**Set exercise**
Reproduce all of the data exactly, with no line skipped.

(Figure record listings)
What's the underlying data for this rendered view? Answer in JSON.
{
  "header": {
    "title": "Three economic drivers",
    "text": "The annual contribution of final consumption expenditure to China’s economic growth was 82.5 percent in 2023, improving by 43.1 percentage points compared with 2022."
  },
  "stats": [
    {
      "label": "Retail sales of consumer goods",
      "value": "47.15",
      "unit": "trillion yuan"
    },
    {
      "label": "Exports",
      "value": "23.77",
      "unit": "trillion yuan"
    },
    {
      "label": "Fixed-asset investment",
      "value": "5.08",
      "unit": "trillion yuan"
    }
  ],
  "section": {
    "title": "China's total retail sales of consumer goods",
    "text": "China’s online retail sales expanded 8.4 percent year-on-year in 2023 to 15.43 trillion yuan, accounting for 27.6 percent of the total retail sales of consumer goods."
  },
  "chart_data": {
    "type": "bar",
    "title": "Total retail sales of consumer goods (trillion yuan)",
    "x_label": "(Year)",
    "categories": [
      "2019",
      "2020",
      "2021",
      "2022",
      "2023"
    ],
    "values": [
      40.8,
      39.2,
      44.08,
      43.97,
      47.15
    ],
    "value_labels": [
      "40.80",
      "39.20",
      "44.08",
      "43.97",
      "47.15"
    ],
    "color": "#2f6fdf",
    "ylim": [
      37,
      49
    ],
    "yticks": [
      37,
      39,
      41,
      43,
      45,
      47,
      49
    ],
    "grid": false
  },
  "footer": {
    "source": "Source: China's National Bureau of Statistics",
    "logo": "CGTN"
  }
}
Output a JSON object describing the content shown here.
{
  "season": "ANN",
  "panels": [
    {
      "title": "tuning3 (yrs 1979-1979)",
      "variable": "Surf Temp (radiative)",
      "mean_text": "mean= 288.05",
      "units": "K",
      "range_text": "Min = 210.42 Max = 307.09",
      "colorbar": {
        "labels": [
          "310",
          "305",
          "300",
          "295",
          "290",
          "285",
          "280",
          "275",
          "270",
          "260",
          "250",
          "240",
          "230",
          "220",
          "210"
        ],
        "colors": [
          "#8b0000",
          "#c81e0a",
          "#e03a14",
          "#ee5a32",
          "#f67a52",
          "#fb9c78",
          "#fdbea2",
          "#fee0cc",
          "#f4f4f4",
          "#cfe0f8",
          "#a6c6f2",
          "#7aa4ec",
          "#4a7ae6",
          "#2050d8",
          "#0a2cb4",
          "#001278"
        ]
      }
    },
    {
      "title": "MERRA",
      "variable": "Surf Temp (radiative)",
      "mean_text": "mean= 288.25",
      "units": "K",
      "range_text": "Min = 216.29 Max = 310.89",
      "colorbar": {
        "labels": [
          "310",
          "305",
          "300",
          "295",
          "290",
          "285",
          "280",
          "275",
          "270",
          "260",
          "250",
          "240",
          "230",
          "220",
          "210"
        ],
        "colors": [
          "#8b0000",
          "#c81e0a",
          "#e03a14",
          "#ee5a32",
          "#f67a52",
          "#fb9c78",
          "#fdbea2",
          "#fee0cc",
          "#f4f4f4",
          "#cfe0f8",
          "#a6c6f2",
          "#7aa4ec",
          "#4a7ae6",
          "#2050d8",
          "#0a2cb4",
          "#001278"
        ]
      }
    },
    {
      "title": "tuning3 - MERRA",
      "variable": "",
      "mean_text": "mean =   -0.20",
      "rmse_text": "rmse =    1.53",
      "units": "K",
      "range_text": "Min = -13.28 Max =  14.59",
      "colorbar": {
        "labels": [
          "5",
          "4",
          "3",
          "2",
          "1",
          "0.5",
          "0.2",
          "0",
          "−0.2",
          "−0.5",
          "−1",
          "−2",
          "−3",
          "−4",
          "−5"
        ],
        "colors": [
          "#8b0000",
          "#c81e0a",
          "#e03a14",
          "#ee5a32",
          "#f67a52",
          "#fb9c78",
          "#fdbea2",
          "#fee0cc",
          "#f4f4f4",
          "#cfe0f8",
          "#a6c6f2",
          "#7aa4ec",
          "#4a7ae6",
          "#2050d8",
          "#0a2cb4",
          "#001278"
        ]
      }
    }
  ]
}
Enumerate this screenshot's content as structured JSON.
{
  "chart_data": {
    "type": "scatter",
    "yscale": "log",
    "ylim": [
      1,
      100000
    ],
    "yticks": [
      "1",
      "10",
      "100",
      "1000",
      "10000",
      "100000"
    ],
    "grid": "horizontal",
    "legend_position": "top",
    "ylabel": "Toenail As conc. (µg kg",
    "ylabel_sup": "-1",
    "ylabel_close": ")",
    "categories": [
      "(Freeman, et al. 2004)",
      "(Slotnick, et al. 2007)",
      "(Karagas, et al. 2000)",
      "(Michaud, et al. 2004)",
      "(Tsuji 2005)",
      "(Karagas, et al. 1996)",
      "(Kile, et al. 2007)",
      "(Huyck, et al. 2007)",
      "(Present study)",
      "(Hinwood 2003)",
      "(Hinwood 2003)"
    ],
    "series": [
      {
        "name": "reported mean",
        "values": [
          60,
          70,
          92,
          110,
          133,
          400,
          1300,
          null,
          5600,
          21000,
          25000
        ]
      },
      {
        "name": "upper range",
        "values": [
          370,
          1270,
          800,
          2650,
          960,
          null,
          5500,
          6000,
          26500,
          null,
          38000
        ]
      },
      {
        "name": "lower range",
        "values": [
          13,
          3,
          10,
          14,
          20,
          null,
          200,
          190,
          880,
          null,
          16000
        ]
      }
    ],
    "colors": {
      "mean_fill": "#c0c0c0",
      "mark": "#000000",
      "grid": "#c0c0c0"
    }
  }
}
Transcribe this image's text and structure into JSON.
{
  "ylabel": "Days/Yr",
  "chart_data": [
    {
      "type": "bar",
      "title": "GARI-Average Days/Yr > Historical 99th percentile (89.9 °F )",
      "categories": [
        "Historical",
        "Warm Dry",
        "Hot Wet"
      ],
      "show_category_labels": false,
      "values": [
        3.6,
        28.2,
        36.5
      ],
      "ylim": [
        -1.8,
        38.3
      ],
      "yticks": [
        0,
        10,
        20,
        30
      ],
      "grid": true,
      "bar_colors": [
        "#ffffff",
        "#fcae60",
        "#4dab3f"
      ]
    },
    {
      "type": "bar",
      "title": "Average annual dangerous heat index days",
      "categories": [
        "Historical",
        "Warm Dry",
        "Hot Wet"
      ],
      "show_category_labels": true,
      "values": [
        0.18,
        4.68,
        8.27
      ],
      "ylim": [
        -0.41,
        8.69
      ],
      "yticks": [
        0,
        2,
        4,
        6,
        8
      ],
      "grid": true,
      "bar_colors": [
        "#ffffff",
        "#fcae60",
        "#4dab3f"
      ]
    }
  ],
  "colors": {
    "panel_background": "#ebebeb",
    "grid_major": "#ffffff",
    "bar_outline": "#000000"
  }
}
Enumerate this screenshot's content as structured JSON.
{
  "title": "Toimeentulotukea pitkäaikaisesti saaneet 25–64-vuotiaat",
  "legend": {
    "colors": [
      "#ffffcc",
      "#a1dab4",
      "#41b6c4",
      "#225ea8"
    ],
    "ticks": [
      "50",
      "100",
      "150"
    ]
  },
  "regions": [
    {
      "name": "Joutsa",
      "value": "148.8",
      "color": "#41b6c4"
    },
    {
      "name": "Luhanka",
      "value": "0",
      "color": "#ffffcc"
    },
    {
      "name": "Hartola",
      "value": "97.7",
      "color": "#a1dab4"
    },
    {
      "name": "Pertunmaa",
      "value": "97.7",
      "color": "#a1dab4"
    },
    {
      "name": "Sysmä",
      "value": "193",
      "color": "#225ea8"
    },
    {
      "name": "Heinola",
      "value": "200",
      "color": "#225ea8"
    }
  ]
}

**Solution for this problem**
What's the underlying data for this rendered view? Answer in JSON.
{
  "header": {
    "title": "Three economic drivers",
    "text": "The annual contribution of final consumption expenditure to China’s economic growth was 82.5 percent in 2023, improving by 43.1 percentage points compared with 2022."
  },
  "stats": [
    {
      "label": "Retail sales of consumer goods",
      "value": "47.15",
      "unit": "trillion yuan"
    },
    {
      "label": "Exports",
      "value": "23.77",
      "unit": "trillion yuan"
    },
    {
      "label": "Fixed-asset investment",
      "value": "5.08",
      "unit": "trillion yuan"
    }
  ],
  "section": {
    "title": "China's total retail sales of consumer goods",
    "text": "China’s online retail sales expanded 8.4 percent year-on-year in 2023 to 15.43 trillion yuan, accounting for 27.6 percent of the total retail sales of consumer goods."
  },
  "chart_data": {
    "type": "bar",
    "title": "Total retail sales of consumer goods (trillion yuan)",
    "x_label": "(Year)",
    "categories": [
      "2019",
      "2020",
      "2021",
      "2022",
      "2023"
    ],
    "values": [
      40.8,
      39.2,
      44.08,
      43.97,
      47.15
    ],
    "value_labels": [
      "40.80",
      "39.20",
      "44.08",
      "43.97",
      "47.15"
    ],
    "color": "#2f6fdf",
    "ylim": [
      37,
      49
    ],
    "yticks": [
      37,
      39,
      41,
      43,
      45,
      47,
      49
    ],
    "grid": false
  },
  "footer": {
    "source": "Source: China's National Bureau of Statistics",
    "logo": "CGTN"
  }
}
Output a JSON object describing the content shown here.
{
  "season": "ANN",
  "panels": [
    {
      "title": "tuning3 (yrs 1979-1979)",
      "variable": "Surf Temp (radiative)",
      "mean_text": "mean= 288.05",
      "units": "K",
      "range_text": "Min = 210.42 Max = 307.09",
      "colorbar": {
        "labels": [
          "310",
          "305",
          "300",
          "295",
          "290",
          "285",
          "280",
          "275",
          "270",
          "260",
          "250",
          "240",
          "230",
          "220",
          "210"
        ],
        "colors": [
          "#8b0000",
          "#c81e0a",
          "#e03a14",
          "#ee5a32",
          "#f67a52",
          "#fb9c78",
          "#fdbea2",
          "#fee0cc",
          "#f4f4f4",
          "#cfe0f8",
          "#a6c6f2",
          "#7aa4ec",
          "#4a7ae6",
          "#2050d8",
          "#0a2cb4",
          "#001278"
        ]
      }
    },
    {
      "title": "MERRA",
      "variable": "Surf Temp (radiative)",
      "mean_text": "mean= 288.25",
      "units": "K",
      "range_text": "Min = 216.29 Max = 310.89",
      "colorbar": {
        "labels": [
          "310",
          "305",
          "300",
          "295",
          "290",
          "285",
          "280",
          "275",
          "270",
          "260",
          "250",
          "240",
          "230",
          "220",
          "210"
        ],
        "colors": [
          "#8b0000",
          "#c81e0a",
          "#e03a14",
          "#ee5a32",
          "#f67a52",
          "#fb9c78",
          "#fdbea2",
          "#fee0cc",
          "#f4f4f4",
          "#cfe0f8",
          "#a6c6f2",
          "#7aa4ec",
          "#4a7ae6",
          "#2050d8",
          "#0a2cb4",
          "#001278"
        ]
      }
    },
    {
      "title": "tuning3 - MERRA",
      "variable": "",
      "mean_text": "mean =   -0.20",
      "rmse_text": "rmse =    1.53",
      "units": "K",
      "range_text": "Min = -13.28 Max =  14.59",
      "colorbar": {
        "labels": [
          "5",
          "4",
          "3",
          "2",
          "1",
          "0.5",
          "0.2",
          "0",
          "−0.2",
          "−0.5",
          "−1",
          "−2",
          "−3",
          "−4",
          "−5"
        ],
        "colors": [
          "#8b0000",
          "#c81e0a",
          "#e03a14",
          "#ee5a32",
          "#f67a52",
          "#fb9c78",
          "#fdbea2",
          "#fee0cc",
          "#f4f4f4",
          "#cfe0f8",
          "#a6c6f2",
          "#7aa4ec",
          "#4a7ae6",
          "#2050d8",
          "#0a2cb4",
          "#001278"
        ]
      }
    }
  ]
}
Enumerate this screenshot's content as structured JSON.
{
  "chart_data": {
    "type": "scatter",
    "yscale": "log",
    "ylim": [
      1,
      100000
    ],
    "yticks": [
      "1",
      "10",
      "100",
      "1000",
      "10000",
      "100000"
    ],
    "grid": "horizontal",
    "legend_position": "top",
    "ylabel": "Toenail As conc. (µg kg",
    "ylabel_sup": "-1",
    "ylabel_close": ")",
    "categories": [
      "(Freeman, et al. 2004)",
      "(Slotnick, et al. 2007)",
      "(Karagas, et al. 2000)",
      "(Michaud, et al. 2004)",
      "(Tsuji 2005)",
      "(Karagas, et al. 1996)",
      "(Kile, et al. 2007)",
      "(Huyck, et al. 2007)",
      "(Present study)",
      "(Hinwood 2003)",
      "(Hinwood 2003)"
    ],
    "series": [
      {
        "name": "reported mean",
        "values": [
          60,
          70,
          92,
          110,
          133,
          400,
          1300,
          null,
          5600,
          21000,
          25000
        ]
      },
      {
        "name": "upper range",
        "values": [
          370,
          1270,
          800,
          2650,
          960,
          null,
          5500,
          6000,
          26500,
          null,
          38000
        ]
      },
      {
        "name": "lower range",
        "values": [
          13,
          3,
          10,
          14,
          20,
          null,
          200,
          190,
          880,
          null,
          16000
        ]
      }
    ],
    "colors": {
      "mean_fill": "#c0c0c0",
      "mark": "#000000",
      "grid": "#c0c0c0"
    }
  }
}
Transcribe this image's text and structure into JSON.
{
  "ylabel": "Days/Yr",
  "chart_data": [
    {
      "type": "bar",
      "title": "GARI-Average Days/Yr > Historical 99th percentile (89.9 °F )",
      "categories": [
        "Historical",
        "Warm Dry",
        "Hot Wet"
      ],
      "show_category_labels": false,
      "values": [
        3.6,
        28.2,
        36.5
      ],
      "ylim": [
        -1.8,
        38.3
      ],
      "yticks": [
        0,
        10,
        20,
        30
      ],
      "grid": true,
      "bar_colors": [
        "#ffffff",
        "#fcae60",
        "#4dab3f"
      ]
    },
    {
      "type": "bar",
      "title": "Average annual dangerous heat index days",
      "categories": [
        "Historical",
        "Warm Dry",
        "Hot Wet"
      ],
      "show_category_labels": true,
      "values": [
        0.18,
        4.68,
        8.27
      ],
      "ylim": [
        -0.41,
        8.69
      ],
      "yticks": [
        0,
        2,
        4,
        6,
        8
      ],
      "grid": true,
      "bar_colors": [
        "#ffffff",
        "#fcae60",
        "#4dab3f"
      ]
    }
  ],
  "colors": {
    "panel_background": "#ebebeb",
    "grid_major": "#ffffff",
    "bar_outline": "#000000"
  }
}
Enumerate this screenshot's content as structured JSON.
{
  "title": "Toimeentulotukea pitkäaikaisesti saaneet 25–64-vuotiaat",
  "legend": {
    "colors": [
      "#ffffcc",
      "#a1dab4",
      "#41b6c4",
      "#225ea8"
    ],
    "ticks": [
      "50",
      "100",
      "150"
    ]
  },
  "regions": [
    {
      "name": "Joutsa",
      "value": "148.8",
      "color": "#41b6c4"
    },
    {
      "name": "Luhanka",
      "value": "0",
      "color": "#ffffcc"
    },
    {
      "name": "Hartola",
      "value": "97.7",
      "color": "#a1dab4"
    },
    {
      "name": "Pertunmaa",
      "value": "97.7",
      "color": "#a1dab4"
    },
    {
      "name": "Sysmä",
      "value": "193",
      "color": "#225ea8"
    },
    {
      "name": "Heinola",
      "value": "200",
      "color": "#225ea8"
    }
  ]
}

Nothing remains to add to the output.